▸ PROBLEM STATEMENT
Go through the records and give each one again exactly.

▸ EXERCISE INPUTS
[start]

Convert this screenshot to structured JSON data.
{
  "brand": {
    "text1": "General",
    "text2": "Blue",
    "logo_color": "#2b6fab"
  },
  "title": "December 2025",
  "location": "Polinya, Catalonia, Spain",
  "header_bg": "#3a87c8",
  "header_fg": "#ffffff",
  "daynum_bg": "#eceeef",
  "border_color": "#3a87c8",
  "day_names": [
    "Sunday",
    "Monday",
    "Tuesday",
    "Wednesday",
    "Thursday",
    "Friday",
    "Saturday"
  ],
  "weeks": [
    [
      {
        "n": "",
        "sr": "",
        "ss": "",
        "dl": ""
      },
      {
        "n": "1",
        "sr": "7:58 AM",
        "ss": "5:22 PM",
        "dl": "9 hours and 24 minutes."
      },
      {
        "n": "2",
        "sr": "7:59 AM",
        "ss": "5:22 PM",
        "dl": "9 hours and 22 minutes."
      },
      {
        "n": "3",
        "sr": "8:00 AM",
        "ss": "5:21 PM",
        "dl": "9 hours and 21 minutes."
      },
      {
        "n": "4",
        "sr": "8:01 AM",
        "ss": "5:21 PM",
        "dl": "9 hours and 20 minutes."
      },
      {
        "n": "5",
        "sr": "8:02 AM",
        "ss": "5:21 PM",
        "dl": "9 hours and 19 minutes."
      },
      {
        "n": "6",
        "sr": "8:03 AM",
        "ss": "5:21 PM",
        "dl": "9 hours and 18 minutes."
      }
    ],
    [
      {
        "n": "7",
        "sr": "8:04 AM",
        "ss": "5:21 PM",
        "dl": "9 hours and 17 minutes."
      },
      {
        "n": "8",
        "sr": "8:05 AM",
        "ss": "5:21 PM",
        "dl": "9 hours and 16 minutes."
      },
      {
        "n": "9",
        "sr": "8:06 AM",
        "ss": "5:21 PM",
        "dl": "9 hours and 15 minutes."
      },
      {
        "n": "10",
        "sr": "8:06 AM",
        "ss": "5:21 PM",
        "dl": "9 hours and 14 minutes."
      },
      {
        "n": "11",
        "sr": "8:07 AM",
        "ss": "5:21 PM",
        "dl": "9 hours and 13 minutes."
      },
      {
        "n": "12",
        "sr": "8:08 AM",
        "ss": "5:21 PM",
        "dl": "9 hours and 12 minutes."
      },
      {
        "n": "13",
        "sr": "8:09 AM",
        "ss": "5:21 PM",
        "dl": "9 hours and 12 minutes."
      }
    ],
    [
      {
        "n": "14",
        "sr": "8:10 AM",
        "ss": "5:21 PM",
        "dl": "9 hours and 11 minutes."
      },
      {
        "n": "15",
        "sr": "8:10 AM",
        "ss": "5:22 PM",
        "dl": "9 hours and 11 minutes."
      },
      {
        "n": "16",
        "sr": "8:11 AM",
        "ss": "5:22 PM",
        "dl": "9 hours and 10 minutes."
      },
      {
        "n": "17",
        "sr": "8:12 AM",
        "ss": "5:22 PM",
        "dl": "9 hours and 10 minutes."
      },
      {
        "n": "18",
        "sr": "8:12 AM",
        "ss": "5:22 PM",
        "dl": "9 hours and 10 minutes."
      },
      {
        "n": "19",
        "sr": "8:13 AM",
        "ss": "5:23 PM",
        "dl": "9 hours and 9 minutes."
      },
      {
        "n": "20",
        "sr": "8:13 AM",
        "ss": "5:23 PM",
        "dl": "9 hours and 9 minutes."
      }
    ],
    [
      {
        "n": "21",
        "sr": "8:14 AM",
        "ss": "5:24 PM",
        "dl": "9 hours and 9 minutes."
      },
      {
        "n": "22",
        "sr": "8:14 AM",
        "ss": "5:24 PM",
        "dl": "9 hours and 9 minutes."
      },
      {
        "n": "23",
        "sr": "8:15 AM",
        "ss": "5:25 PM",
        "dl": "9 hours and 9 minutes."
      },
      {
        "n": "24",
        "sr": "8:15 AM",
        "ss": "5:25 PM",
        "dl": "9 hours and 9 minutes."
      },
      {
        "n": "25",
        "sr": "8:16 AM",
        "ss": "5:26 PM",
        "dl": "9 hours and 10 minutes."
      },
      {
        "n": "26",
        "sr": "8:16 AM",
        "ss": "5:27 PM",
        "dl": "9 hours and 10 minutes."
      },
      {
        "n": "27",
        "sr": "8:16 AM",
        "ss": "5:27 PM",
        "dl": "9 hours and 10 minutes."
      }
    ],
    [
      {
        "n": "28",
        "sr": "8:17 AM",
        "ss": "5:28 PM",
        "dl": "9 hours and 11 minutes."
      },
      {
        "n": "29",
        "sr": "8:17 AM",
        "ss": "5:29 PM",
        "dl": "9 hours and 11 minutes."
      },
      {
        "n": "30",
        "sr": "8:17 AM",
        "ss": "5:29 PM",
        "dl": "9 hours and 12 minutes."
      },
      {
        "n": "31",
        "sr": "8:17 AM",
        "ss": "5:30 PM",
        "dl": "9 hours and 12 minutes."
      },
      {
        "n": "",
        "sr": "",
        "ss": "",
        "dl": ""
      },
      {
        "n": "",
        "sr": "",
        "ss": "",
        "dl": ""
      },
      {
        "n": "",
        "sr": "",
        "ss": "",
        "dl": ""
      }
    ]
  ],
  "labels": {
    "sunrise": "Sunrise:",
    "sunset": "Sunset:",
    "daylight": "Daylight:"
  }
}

[end]

▸ RIGHT ANSWER
Convert this screenshot to structured JSON data.
{
  "brand": {
    "text1": "General",
    "text2": "Blue",
    "logo_color": "#2b6fab"
  },
  "title": "December 2025",
  "location": "Polinya, Catalonia, Spain",
  "header_bg": "#3a87c8",
  "header_fg": "#ffffff",
  "daynum_bg": "#eceeef",
  "border_color": "#3a87c8",
  "day_names": [
    "Sunday",
    "Monday",
    "Tuesday",
    "Wednesday",
    "Thursday",
    "Friday",
    "Saturday"
  ],
  "weeks": [
    [
      {
        "n": "",
        "sr": "",
        "ss": "",
        "dl": ""
      },
      {
        "n": "1",
        "sr": "7:58 AM",
        "ss": "5:22 PM",
        "dl": "9 hours and 24 minutes."
      },
      {
        "n": "2",
        "sr": "7:59 AM",
        "ss": "5:22 PM",
        "dl": "9 hours and 22 minutes."
      },
      {
        "n": "3",
        "sr": "8:00 AM",
        "ss": "5:21 PM",
        "dl": "9 hours and 21 minutes."
      },
      {
        "n": "4",
        "sr": "8:01 AM",
        "ss": "5:21 PM",
        "dl": "9 hours and 20 minutes."
      },
      {
        "n": "5",
        "sr": "8:02 AM",
        "ss": "5:21 PM",
        "dl": "9 hours and 19 minutes."
      },
      {
        "n": "6",
        "sr": "8:03 AM",
        "ss": "5:21 PM",
        "dl": "9 hours and 18 minutes."
      }
    ],
    [
      {
        "n": "7",
        "sr": "8:04 AM",
        "ss": "5:21 PM",
        "dl": "9 hours and 17 minutes."
      },
      {
        "n": "8",
        "sr": "8:05 AM",
        "ss": "5:21 PM",
        "dl": "9 hours and 16 minutes."
      },
      {
        "n": "9",
        "sr": "8:06 AM",
        "ss": "5:21 PM",
        "dl": "9 hours and 15 minutes."
      },
      {
        "n": "10",
        "sr": "8:06 AM",
        "ss": "5:21 PM",
        "dl": "9 hours and 14 minutes."
      },
      {
        "n": "11",
        "sr": "8:07 AM",
        "ss": "5:21 PM",
        "dl": "9 hours and 13 minutes."
      },
      {
        "n": "12",
        "sr": "8:08 AM",
        "ss": "5:21 PM",
        "dl": "9 hours and 12 minutes."
      },
      {
        "n": "13",
        "sr": "8:09 AM",
        "ss": "5:21 PM",
        "dl": "9 hours and 12 minutes."
      }
    ],
    [
      {
        "n": "14",
        "sr": "8:10 AM",
        "ss": "5:21 PM",
        "dl": "9 hours and 11 minutes."
      },
      {
        "n": "15",
        "sr": "8:10 AM",
        "ss": "5:22 PM",
        "dl": "9 hours and 11 minutes."
      },
      {
        "n": "16",
        "sr": "8:11 AM",
        "ss": "5:22 PM",
        "dl": "9 hours and 10 minutes."
      },
      {
        "n": "17",
        "sr": "8:12 AM",
        "ss": "5:22 PM",
        "dl": "9 hours and 10 minutes."
      },
      {
        "n": "18",
        "sr": "8:12 AM",
        "ss": "5:22 PM",
        "dl": "9 hours and 10 minutes."
      },
      {
        "n": "19",
        "sr": "8:13 AM",
        "ss": "5:23 PM",
        "dl": "9 hours and 9 minutes."
      },
      {
        "n": "20",
        "sr": "8:13 AM",
        "ss": "5:23 PM",
        "dl": "9 hours and 9 minutes."
      }
    ],
    [
      {
        "n": "21",
        "sr": "8:14 AM",
        "ss": "5:24 PM",
        "dl": "9 hours and 9 minutes."
      },
      {
        "n": "22",
        "sr": "8:14 AM",
        "ss": "5:24 PM",
        "dl": "9 hours and 9 minutes."
      },
      {
        "n": "23",
        "sr": "8:15 AM",
        "ss": "5:25 PM",
        "dl": "9 hours and 9 minutes."
      },
      {
        "n": "24",
        "sr": "8:15 AM",
        "ss": "5:25 PM",
        "dl": "9 hours and 9 minutes."
      },
      {
        "n": "25",
        "sr": "8:16 AM",
        "ss": "5:26 PM",
        "dl": "9 hours and 10 minutes."
      },
      {
        "n": "26",
        "sr": "8:16 AM",
        "ss": "5:27 PM",
        "dl": "9 hours and 10 minutes."
      },
      {
        "n": "27",
        "sr": "8:16 AM",
        "ss": "5:27 PM",
        "dl": "9 hours and 10 minutes."
      }
    ],
    [
      {
        "n": "28",
        "sr": "8:17 AM",
        "ss": "5:28 PM",
        "dl": "9 hours and 11 minutes."
      },
      {
        "n": "29",
        "sr": "8:17 AM",
        "ss": "5:29 PM",
        "dl": "9 hours and 11 minutes."
      },
      {
        "n": "30",
        "sr": "8:17 AM",
        "ss": "5:29 PM",
        "dl": "9 hours and 12 minutes."
      },
      {
        "n": "31",
        "sr": "8:17 AM",
        "ss": "5:30 PM",
        "dl": "9 hours and 12 minutes."
      },
      {
        "n": "",
        "sr": "",
        "ss": "",
        "dl": ""
      },
      {
        "n": "",
        "sr": "",
        "ss": "",
        "dl": ""
      },
      {
        "n": "",
        "sr": "",
        "ss": "",
        "dl": ""
      }
    ]
  ],
  "labels": {
    "sunrise": "Sunrise:",
    "sunset": "Sunset:",
    "daylight": "Daylight:"
  }
}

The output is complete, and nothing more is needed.